◆ Source text:
(begin)

This column was written by Reuben F. Johnson.


According to yesterday's news, the controversial deal that would have had a United Arab Emirates firm, Dubai Ports World, take over the management of six major U.S. ports is now dead. The Dubai-based firm has decided, in the face of congressional opposition and an almost endless campaign of inflammatory and polemical grandstanding by some members of Congress, to withdraw from the deal.

One of those leading the pack in denouncing the DP World bid was New York Senator Hillary Rodham Clinton. Her opposition to this UAE company has been only slightly short of hysterical, including at one point an analogy to the national security concerns that faced the United States in 1957 with the launch of the world's first satellite, Sputnik, by the Soviet Union.

It is both amusing and ironic that the junior senator from New York chose a moment in aerospace history as the analogy that justified her decision on this issue. However, one wonders what her husband and the rest of his administration were thinking when another moment in aerospace history occurred during the waning days of his administration.

Early in 2000 and well before the presidential election that placed the current occupant in the White House the Clinton administration signed off on a contract that permitted the UAE Air Force to purchase 80 Lockheed Martin F-16E/F Block 60 model fighter aircraft.

(end)

◆ Aim 1: In the Dubai Ports World column, how many U.S. ports would the firm have taken over managing?
◆ Aim 2: In the Dubai Ports World column, switch "Sputnik" to "Sputnik 1" and give the passage from "One of those" up to and including "of his administration.".
The data is not needed here.

◆ Given entries:
(begin)

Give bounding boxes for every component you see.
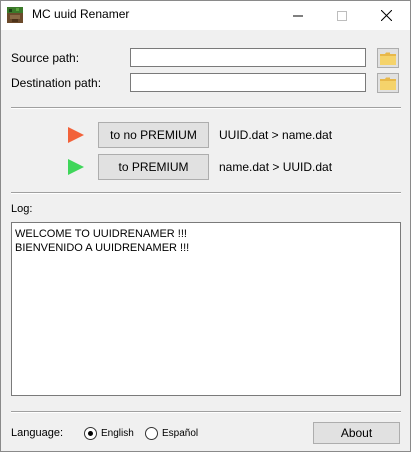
log-label: Log: [11, 203, 33, 215]
window-title: MC uuid Renamer [32, 7, 130, 21]
minimize-button[interactable] [275, 1, 320, 30]
to-premium-button[interactable]: to PREMIUM [98, 154, 209, 180]
folder-icon [380, 52, 396, 65]
app-icon [7, 7, 23, 23]
destination-browse-button[interactable] [377, 73, 399, 93]
folder-icon [380, 77, 396, 90]
log-line: WELCOME TO UUIDRENAMER !!! [15, 228, 187, 240]
to-no-premium-button[interactable]: to no PREMIUM [98, 122, 209, 148]
about-button[interactable]: About [313, 422, 400, 444]
source-browse-button[interactable] [377, 48, 399, 68]
espanol-radio[interactable] [145, 427, 158, 440]
log-textarea[interactable]: WELCOME TO UUIDRENAMER !!! BIENVENIDO A … [11, 222, 401, 396]
maximize-button[interactable] [319, 1, 364, 30]
radio-selected-dot [88, 431, 93, 436]
to-premium-description: name.dat > UUID.dat [219, 160, 333, 174]
minimize-icon [292, 15, 303, 16]
separator [11, 411, 401, 413]
app-window: MC uuid Renamer Source path: Destination… [0, 0, 411, 452]
separator [11, 192, 401, 194]
arrow-green-icon [68, 159, 84, 175]
source-path-label: Source path: [11, 51, 80, 65]
destination-path-input[interactable] [130, 73, 366, 92]
title-bar[interactable]: MC uuid Renamer [1, 1, 410, 30]
to-no-premium-description: UUID.dat > name.dat [219, 128, 333, 142]
language-label: Language: [11, 427, 63, 439]
destination-path-label: Destination path: [11, 76, 102, 90]
log-line: BIENVENIDO A UUIDRENAMER !!! [15, 242, 190, 254]
english-radio[interactable] [84, 427, 97, 440]
source-path-input[interactable] [130, 48, 366, 67]
espanol-label[interactable]: Español [162, 428, 198, 439]
arrow-red-icon [68, 127, 84, 143]
maximize-icon [336, 10, 347, 21]
english-label[interactable]: English [101, 428, 134, 439]
close-button[interactable] [364, 1, 409, 30]
separator [11, 107, 401, 109]
close-icon [381, 10, 392, 21]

(end)

◆ Task result 1: Six major U.S. ports.

◆ Task result 2:
One of those leading the pack in denouncing the DP World bid was New York Senator Hillary Rodham Clinton. Her opposition to this UAE company has been only slightly short of hysterical, including at one point an analogy to the national security concerns that faced the United States in 1957 with the launch of the world's first satellite, Sputnik 1, by the Soviet Union.

It is both amusing and ironic that the junior senator from New York chose a moment in aerospace history as the analogy that justified her decision on this issue. However, one wonders what her husband and the rest of his administration were thinking when another moment in aerospace history occurred during the waning days of his administration.